▶ [Stored dataset items]:
┌────────
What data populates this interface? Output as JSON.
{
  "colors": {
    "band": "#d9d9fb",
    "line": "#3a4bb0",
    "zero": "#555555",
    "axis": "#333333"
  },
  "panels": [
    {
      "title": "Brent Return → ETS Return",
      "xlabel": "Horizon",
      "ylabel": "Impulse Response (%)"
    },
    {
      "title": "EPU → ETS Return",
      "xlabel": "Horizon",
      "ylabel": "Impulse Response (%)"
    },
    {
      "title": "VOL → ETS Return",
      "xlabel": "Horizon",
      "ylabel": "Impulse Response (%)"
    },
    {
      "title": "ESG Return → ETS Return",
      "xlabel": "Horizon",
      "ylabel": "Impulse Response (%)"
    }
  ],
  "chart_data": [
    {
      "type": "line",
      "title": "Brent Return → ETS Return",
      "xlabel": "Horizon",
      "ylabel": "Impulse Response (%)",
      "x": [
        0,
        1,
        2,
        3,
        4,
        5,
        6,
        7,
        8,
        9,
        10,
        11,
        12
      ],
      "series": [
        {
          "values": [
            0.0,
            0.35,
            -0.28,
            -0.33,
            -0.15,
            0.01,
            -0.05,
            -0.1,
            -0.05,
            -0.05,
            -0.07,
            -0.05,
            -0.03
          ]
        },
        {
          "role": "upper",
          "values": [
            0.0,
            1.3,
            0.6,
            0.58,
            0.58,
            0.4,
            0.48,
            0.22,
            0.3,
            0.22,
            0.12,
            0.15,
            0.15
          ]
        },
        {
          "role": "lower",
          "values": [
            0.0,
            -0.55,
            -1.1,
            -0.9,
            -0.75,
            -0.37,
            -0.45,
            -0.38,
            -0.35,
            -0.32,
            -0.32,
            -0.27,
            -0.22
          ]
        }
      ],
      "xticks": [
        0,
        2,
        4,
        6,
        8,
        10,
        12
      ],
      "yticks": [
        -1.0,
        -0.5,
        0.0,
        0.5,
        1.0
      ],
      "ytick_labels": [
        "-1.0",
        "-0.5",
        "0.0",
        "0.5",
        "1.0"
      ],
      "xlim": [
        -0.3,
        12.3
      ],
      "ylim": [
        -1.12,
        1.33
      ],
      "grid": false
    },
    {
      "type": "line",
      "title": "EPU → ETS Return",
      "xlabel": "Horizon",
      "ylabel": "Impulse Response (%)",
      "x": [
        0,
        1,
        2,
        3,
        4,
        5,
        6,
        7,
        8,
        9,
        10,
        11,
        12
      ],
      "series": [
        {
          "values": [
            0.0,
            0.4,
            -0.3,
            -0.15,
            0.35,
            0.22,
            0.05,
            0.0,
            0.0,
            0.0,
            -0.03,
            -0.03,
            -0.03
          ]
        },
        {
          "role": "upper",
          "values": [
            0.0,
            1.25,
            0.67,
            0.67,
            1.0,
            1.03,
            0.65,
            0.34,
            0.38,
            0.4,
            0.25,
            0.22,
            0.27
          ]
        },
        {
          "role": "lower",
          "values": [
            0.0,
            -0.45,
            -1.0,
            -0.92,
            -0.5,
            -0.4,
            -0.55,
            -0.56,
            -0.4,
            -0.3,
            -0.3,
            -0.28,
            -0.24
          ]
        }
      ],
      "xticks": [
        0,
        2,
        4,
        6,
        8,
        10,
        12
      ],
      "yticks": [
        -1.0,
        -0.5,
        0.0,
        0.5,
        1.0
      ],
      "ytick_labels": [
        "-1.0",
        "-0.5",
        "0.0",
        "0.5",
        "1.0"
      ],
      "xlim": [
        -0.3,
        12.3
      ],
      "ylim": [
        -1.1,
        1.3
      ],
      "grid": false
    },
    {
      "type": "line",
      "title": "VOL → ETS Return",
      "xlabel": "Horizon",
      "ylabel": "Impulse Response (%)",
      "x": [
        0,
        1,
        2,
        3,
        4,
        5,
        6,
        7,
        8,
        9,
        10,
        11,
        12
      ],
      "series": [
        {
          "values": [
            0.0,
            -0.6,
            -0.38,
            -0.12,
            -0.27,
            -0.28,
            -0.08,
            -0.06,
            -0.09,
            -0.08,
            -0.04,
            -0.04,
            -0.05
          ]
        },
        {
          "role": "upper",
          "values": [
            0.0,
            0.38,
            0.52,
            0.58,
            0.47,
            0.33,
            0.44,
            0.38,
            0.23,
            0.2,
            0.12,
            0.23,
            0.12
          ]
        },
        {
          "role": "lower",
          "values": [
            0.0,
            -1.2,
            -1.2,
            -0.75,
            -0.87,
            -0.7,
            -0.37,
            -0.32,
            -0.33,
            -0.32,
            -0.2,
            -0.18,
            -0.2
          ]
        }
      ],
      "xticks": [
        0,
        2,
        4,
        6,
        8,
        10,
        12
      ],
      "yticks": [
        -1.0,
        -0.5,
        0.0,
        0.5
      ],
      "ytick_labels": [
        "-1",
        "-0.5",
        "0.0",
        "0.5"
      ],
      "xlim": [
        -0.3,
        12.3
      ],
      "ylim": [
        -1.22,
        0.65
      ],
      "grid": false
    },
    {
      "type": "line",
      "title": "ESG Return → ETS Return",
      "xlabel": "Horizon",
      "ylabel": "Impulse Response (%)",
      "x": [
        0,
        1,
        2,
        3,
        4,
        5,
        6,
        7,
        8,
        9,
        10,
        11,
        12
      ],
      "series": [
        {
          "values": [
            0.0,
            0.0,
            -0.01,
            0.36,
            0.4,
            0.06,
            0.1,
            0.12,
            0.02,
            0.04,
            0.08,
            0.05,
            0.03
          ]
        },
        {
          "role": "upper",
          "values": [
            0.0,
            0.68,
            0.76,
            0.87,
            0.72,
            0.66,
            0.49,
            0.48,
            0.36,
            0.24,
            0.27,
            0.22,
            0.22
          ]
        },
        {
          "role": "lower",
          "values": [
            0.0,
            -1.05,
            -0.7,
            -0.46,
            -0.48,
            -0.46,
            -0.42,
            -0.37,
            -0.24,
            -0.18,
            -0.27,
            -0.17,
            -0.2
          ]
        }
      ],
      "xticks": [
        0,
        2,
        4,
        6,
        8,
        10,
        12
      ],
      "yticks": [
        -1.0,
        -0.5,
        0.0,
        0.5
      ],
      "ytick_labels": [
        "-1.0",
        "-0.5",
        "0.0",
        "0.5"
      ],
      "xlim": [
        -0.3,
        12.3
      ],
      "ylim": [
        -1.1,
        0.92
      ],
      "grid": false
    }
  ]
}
└────────
▶ [The exercise]: Repeat the records above exactly as they appear.

▶ [Solution to this exercise]:
What data populates this interface? Output as JSON.
{
  "colors": {
    "band": "#d9d9fb",
    "line": "#3a4bb0",
    "zero": "#555555",
    "axis": "#333333"
  },
  "panels": [
    {
      "title": "Brent Return → ETS Return",
      "xlabel": "Horizon",
      "ylabel": "Impulse Response (%)"
    },
    {
      "title": "EPU → ETS Return",
      "xlabel": "Horizon",
      "ylabel": "Impulse Response (%)"
    },
    {
      "title": "VOL → ETS Return",
      "xlabel": "Horizon",
      "ylabel": "Impulse Response (%)"
    },
    {
      "title": "ESG Return → ETS Return",
      "xlabel": "Horizon",
      "ylabel": "Impulse Response (%)"
    }
  ],
  "chart_data": [
    {
      "type": "line",
      "title": "Brent Return → ETS Return",
      "xlabel": "Horizon",
      "ylabel": "Impulse Response (%)",
      "x": [
        0,
        1,
        2,
        3,
        4,
        5,
        6,
        7,
        8,
        9,
        10,
        11,
        12
      ],
      "series": [
        {
          "values": [
            0.0,
            0.35,
            -0.28,
            -0.33,
            -0.15,
            0.01,
            -0.05,
            -0.1,
            -0.05,
            -0.05,
            -0.07,
            -0.05,
            -0.03
          ]
        },
        {
          "role": "upper",
          "values": [
            0.0,
            1.3,
            0.6,
            0.58,
            0.58,
            0.4,
            0.48,
            0.22,
            0.3,
            0.22,
            0.12,
            0.15,
            0.15
          ]
        },
        {
          "role": "lower",
          "values": [
            0.0,
            -0.55,
            -1.1,
            -0.9,
            -0.75,
            -0.37,
            -0.45,
            -0.38,
            -0.35,
            -0.32,
            -0.32,
            -0.27,
            -0.22
          ]
        }
      ],
      "xticks": [
        0,
        2,
        4,
        6,
        8,
        10,
        12
      ],
      "yticks": [
        -1.0,
        -0.5,
        0.0,
        0.5,
        1.0
      ],
      "ytick_labels": [
        "-1.0",
        "-0.5",
        "0.0",
        "0.5",
        "1.0"
      ],
      "xlim": [
        -0.3,
        12.3
      ],
      "ylim": [
        -1.12,
        1.33
      ],
      "grid": false
    },
    {
      "type": "line",
      "title": "EPU → ETS Return",
      "xlabel": "Horizon",
      "ylabel": "Impulse Response (%)",
      "x": [
        0,
        1,
        2,
        3,
        4,
        5,
        6,
        7,
        8,
        9,
        10,
        11,
        12
      ],
      "series": [
        {
          "values": [
            0.0,
            0.4,
            -0.3,
            -0.15,
            0.35,
            0.22,
            0.05,
            0.0,
            0.0,
            0.0,
            -0.03,
            -0.03,
            -0.03
          ]
        },
        {
          "role": "upper",
          "values": [
            0.0,
            1.25,
            0.67,
            0.67,
            1.0,
            1.03,
            0.65,
            0.34,
            0.38,
            0.4,
            0.25,
            0.22,
            0.27
          ]
        },
        {
          "role": "lower",
          "values": [
            0.0,
            -0.45,
            -1.0,
            -0.92,
            -0.5,
            -0.4,
            -0.55,
            -0.56,
            -0.4,
            -0.3,
            -0.3,
            -0.28,
            -0.24
          ]
        }
      ],
      "xticks": [
        0,
        2,
        4,
        6,
        8,
        10,
        12
      ],
      "yticks": [
        -1.0,
        -0.5,
        0.0,
        0.5,
        1.0
      ],
      "ytick_labels": [
        "-1.0",
        "-0.5",
        "0.0",
        "0.5",
        "1.0"
      ],
      "xlim": [
        -0.3,
        12.3
      ],
      "ylim": [
        -1.1,
        1.3
      ],
      "grid": false
    },
    {
      "type": "line",
      "title": "VOL → ETS Return",
      "xlabel": "Horizon",
      "ylabel": "Impulse Response (%)",
      "x": [
        0,
        1,
        2,
        3,
        4,
        5,
        6,
        7,
        8,
        9,
        10,
        11,
        12
      ],
      "series": [
        {
          "values": [
            0.0,
            -0.6,
            -0.38,
            -0.12,
            -0.27,
            -0.28,
            -0.08,
            -0.06,
            -0.09,
            -0.08,
            -0.04,
            -0.04,
            -0.05
          ]
        },
        {
          "role": "upper",
          "values": [
            0.0,
            0.38,
            0.52,
            0.58,
            0.47,
            0.33,
            0.44,
            0.38,
            0.23,
            0.2,
            0.12,
            0.23,
            0.12
          ]
        },
        {
          "role": "lower",
          "values": [
            0.0,
            -1.2,
            -1.2,
            -0.75,
            -0.87,
            -0.7,
            -0.37,
            -0.32,
            -0.33,
            -0.32,
            -0.2,
            -0.18,
            -0.2
          ]
        }
      ],
      "xticks": [
        0,
        2,
        4,
        6,
        8,
        10,
        12
      ],
      "yticks": [
        -1.0,
        -0.5,
        0.0,
        0.5
      ],
      "ytick_labels": [
        "-1",
        "-0.5",
        "0.0",
        "0.5"
      ],
      "xlim": [
        -0.3,
        12.3
      ],
      "ylim": [
        -1.22,
        0.65
      ],
      "grid": false
    },
    {
      "type": "line",
      "title": "ESG Return → ETS Return",
      "xlabel": "Horizon",
      "ylabel": "Impulse Response (%)",
      "x": [
        0,
        1,
        2,
        3,
        4,
        5,
        6,
        7,
        8,
        9,
        10,
        11,
        12
      ],
      "series": [
        {
          "values": [
            0.0,
            0.0,
            -0.01,
            0.36,
            0.4,
            0.06,
            0.1,
            0.12,
            0.02,
            0.04,
            0.08,
            0.05,
            0.03
          ]
        },
        {
          "role": "upper",
          "values": [
            0.0,
            0.68,
            0.76,
            0.87,
            0.72,
            0.66,
            0.49,
            0.48,
            0.36,
            0.24,
            0.27,
            0.22,
            0.22
          ]
        },
        {
          "role": "lower",
          "values": [
            0.0,
            -1.05,
            -0.7,
            -0.46,
            -0.48,
            -0.46,
            -0.42,
            -0.37,
            -0.24,
            -0.18,
            -0.27,
            -0.17,
            -0.2
          ]
        }
      ],
      "xticks": [
        0,
        2,
        4,
        6,
        8,
        10,
        12
      ],
      "yticks": [
        -1.0,
        -0.5,
        0.0,
        0.5
      ],
      "ytick_labels": [
        "-1.0",
        "-0.5",
        "0.0",
        "0.5"
      ],
      "xlim": [
        -0.3,
        12.3
      ],
      "ylim": [
        -1.1,
        0.92
      ],
      "grid": false
    }
  ]
}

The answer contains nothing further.